**** Material to process

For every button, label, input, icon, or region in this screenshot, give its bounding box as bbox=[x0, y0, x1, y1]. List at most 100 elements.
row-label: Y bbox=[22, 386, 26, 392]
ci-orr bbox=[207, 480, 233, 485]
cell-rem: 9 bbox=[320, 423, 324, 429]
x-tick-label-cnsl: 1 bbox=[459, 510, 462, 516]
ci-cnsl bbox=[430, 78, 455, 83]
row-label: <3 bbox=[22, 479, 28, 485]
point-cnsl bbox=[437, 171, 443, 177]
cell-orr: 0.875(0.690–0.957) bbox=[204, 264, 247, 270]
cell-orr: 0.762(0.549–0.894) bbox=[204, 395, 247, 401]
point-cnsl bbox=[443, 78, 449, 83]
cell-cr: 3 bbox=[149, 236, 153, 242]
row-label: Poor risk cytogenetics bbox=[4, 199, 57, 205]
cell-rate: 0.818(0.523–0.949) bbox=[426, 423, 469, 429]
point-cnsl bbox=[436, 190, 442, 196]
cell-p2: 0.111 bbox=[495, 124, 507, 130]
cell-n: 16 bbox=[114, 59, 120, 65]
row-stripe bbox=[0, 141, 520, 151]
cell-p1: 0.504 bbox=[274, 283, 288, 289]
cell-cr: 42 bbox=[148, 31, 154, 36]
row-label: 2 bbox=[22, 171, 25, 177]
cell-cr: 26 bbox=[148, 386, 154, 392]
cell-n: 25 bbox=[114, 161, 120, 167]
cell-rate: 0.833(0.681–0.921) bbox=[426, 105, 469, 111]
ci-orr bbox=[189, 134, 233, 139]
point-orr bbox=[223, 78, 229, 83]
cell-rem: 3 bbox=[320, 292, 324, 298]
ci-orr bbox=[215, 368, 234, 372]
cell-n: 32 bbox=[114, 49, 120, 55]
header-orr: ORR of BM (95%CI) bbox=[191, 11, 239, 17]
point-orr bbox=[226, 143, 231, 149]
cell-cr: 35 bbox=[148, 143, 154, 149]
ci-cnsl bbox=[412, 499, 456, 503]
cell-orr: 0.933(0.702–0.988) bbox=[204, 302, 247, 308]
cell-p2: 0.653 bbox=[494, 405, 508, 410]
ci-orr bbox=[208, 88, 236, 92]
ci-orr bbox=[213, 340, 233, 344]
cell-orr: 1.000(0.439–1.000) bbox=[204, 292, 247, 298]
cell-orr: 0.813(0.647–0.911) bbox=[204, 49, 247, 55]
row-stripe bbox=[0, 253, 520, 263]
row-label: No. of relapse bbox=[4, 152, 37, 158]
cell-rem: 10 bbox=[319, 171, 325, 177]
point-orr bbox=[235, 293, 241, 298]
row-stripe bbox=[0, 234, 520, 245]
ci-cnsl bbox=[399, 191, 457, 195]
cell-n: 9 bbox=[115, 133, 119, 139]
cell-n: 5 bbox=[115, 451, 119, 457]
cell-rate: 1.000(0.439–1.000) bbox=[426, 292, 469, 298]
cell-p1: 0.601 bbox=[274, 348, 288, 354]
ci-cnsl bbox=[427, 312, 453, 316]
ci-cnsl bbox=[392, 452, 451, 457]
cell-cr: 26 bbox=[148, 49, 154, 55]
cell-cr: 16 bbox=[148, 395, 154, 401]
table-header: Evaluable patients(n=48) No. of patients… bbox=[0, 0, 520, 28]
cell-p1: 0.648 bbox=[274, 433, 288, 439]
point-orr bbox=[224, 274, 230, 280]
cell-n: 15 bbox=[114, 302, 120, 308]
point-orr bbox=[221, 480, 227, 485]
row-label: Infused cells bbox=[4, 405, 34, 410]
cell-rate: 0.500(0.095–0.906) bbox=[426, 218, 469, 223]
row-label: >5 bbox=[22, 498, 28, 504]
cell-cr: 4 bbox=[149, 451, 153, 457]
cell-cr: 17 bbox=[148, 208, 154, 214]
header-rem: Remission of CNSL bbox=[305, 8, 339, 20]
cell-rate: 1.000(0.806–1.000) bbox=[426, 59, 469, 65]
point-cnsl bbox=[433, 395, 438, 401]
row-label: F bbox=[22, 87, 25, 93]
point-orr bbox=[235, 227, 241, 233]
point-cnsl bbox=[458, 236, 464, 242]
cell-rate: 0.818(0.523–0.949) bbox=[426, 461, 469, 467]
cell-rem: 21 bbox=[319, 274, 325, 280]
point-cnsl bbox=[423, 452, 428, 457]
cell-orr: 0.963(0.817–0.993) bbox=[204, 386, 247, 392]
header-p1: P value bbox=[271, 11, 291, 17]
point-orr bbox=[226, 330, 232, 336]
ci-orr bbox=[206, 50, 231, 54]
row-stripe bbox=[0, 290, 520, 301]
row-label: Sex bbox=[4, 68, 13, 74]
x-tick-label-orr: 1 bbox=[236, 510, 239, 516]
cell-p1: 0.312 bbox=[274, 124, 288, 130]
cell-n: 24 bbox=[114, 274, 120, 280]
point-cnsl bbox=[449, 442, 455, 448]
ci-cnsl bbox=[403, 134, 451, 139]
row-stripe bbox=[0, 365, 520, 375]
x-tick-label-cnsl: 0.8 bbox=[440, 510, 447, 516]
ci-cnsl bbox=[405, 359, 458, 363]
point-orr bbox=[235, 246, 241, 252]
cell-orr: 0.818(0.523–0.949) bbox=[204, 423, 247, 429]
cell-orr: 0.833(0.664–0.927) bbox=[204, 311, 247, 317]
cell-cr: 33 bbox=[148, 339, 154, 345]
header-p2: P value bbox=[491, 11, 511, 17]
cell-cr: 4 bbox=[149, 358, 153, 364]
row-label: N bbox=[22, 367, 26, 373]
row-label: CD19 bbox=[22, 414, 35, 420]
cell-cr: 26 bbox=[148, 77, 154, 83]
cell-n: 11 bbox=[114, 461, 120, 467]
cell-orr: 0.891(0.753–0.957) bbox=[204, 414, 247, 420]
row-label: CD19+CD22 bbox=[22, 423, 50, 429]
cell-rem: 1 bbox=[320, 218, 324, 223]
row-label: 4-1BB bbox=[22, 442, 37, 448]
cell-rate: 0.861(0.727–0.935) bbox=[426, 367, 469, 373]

********

Exercise details
Print out the complete data above, character for character.

Result below
For every button, label, input, icon, or region in this screenshot, give its bounding box as bbox=[x0, y0, x1, y1]. List at most 100 elements.
row-label: Y bbox=[22, 386, 26, 392]
ci-orr bbox=[207, 480, 233, 485]
cell-rem: 9 bbox=[320, 423, 324, 429]
x-tick-label-cnsl: 1 bbox=[459, 510, 462, 516]
ci-cnsl bbox=[430, 78, 455, 83]
row-label: <3 bbox=[22, 479, 28, 485]
point-cnsl bbox=[437, 171, 443, 177]
cell-orr: 0.875(0.690–0.957) bbox=[204, 264, 247, 270]
cell-orr: 0.762(0.549–0.894) bbox=[204, 395, 247, 401]
point-cnsl bbox=[443, 78, 449, 83]
cell-cr: 3 bbox=[149, 236, 153, 242]
row-label: Poor risk cytogenetics bbox=[4, 199, 57, 205]
cell-rate: 0.818(0.523–0.949) bbox=[426, 423, 469, 429]
point-cnsl bbox=[436, 190, 442, 196]
cell-p2: 0.111 bbox=[495, 124, 507, 130]
cell-n: 16 bbox=[114, 59, 120, 65]
row-stripe bbox=[0, 141, 520, 151]
cell-p1: 0.504 bbox=[274, 283, 288, 289]
cell-cr: 42 bbox=[148, 31, 154, 36]
row-label: 2 bbox=[22, 171, 25, 177]
cell-cr: 26 bbox=[148, 386, 154, 392]
cell-n: 25 bbox=[114, 161, 120, 167]
cell-rate: 0.833(0.681–0.921) bbox=[426, 105, 469, 111]
ci-orr bbox=[189, 134, 233, 139]
point-orr bbox=[223, 78, 229, 83]
cell-rem: 3 bbox=[320, 292, 324, 298]
ci-orr bbox=[215, 368, 234, 372]
cell-n: 32 bbox=[114, 49, 120, 55]
header-orr: ORR of BM (95%CI) bbox=[191, 11, 239, 17]
point-orr bbox=[226, 143, 231, 149]
cell-cr: 35 bbox=[148, 143, 154, 149]
ci-cnsl bbox=[412, 499, 456, 503]
cell-orr: 0.933(0.702–0.988) bbox=[204, 302, 247, 308]
cell-p2: 0.653 bbox=[494, 405, 508, 410]
ci-orr bbox=[208, 88, 236, 92]
ci-orr bbox=[213, 340, 233, 344]
cell-orr: 1.000(0.439–1.000) bbox=[204, 292, 247, 298]
cell-orr: 0.813(0.647–0.911) bbox=[204, 49, 247, 55]
row-stripe bbox=[0, 253, 520, 263]
row-label: No. of relapse bbox=[4, 152, 37, 158]
cell-rem: 10 bbox=[319, 171, 325, 177]
point-orr bbox=[235, 293, 241, 298]
row-stripe bbox=[0, 234, 520, 245]
ci-cnsl bbox=[399, 191, 457, 195]
cell-n: 9 bbox=[115, 133, 119, 139]
cell-n: 5 bbox=[115, 451, 119, 457]
cell-rate: 1.000(0.439–1.000) bbox=[426, 292, 469, 298]
cell-p1: 0.601 bbox=[274, 348, 288, 354]
ci-cnsl bbox=[427, 312, 453, 316]
ci-cnsl bbox=[392, 452, 451, 457]
cell-cr: 26 bbox=[148, 49, 154, 55]
cell-cr: 16 bbox=[148, 395, 154, 401]
table-header: Evaluable patients(n=48) No. of patients… bbox=[0, 0, 520, 28]
cell-p1: 0.648 bbox=[274, 433, 288, 439]
point-orr bbox=[224, 274, 230, 280]
cell-n: 15 bbox=[114, 302, 120, 308]
point-orr bbox=[221, 480, 227, 485]
row-label: Infused cells bbox=[4, 405, 34, 410]
cell-rate: 0.500(0.095–0.906) bbox=[426, 218, 469, 223]
row-label: >5 bbox=[22, 498, 28, 504]
cell-cr: 4 bbox=[149, 451, 153, 457]
cell-cr: 17 bbox=[148, 208, 154, 214]
header-rem: Remission of CNSL bbox=[305, 8, 339, 20]
cell-rate: 1.000(0.806–1.000) bbox=[426, 59, 469, 65]
point-cnsl bbox=[433, 395, 438, 401]
row-label: F bbox=[22, 87, 25, 93]
point-orr bbox=[235, 227, 241, 233]
point-cnsl bbox=[458, 236, 464, 242]
cell-rate: 0.818(0.523–0.949) bbox=[426, 461, 469, 467]
cell-rem: 21 bbox=[319, 274, 325, 280]
point-cnsl bbox=[423, 452, 428, 457]
cell-orr: 0.963(0.817–0.993) bbox=[204, 386, 247, 392]
header-p1: P value bbox=[271, 11, 291, 17]
point-orr bbox=[226, 330, 232, 336]
ci-orr bbox=[206, 50, 231, 54]
row-stripe bbox=[0, 290, 520, 301]
row-label: Sex bbox=[4, 68, 13, 74]
x-tick-label-orr: 1 bbox=[236, 510, 239, 516]
cell-p1: 0.312 bbox=[274, 124, 288, 130]
cell-n: 24 bbox=[114, 274, 120, 280]
point-cnsl bbox=[449, 442, 455, 448]
ci-cnsl bbox=[403, 134, 451, 139]
row-stripe bbox=[0, 365, 520, 375]
x-tick-label-cnsl: 0.8 bbox=[440, 510, 447, 516]
ci-cnsl bbox=[405, 359, 458, 363]
point-orr bbox=[235, 246, 241, 252]
cell-orr: 0.818(0.523–0.949) bbox=[204, 423, 247, 429]
cell-orr: 0.833(0.664–0.927) bbox=[204, 311, 247, 317]
cell-cr: 33 bbox=[148, 339, 154, 345]
header-p2: P value bbox=[491, 11, 511, 17]
cell-cr: 4 bbox=[149, 358, 153, 364]
row-label: N bbox=[22, 367, 26, 373]
row-label: CD19 bbox=[22, 414, 35, 420]
cell-cr: 26 bbox=[148, 77, 154, 83]
cell-n: 11 bbox=[114, 461, 120, 467]
cell-orr: 0.891(0.753–0.957) bbox=[204, 414, 247, 420]
row-label: CD19+CD22 bbox=[22, 423, 50, 429]
cell-rem: 1 bbox=[320, 218, 324, 223]
row-label: 4-1BB bbox=[22, 442, 37, 448]
cell-rate: 0.861(0.727–0.935) bbox=[426, 367, 469, 373]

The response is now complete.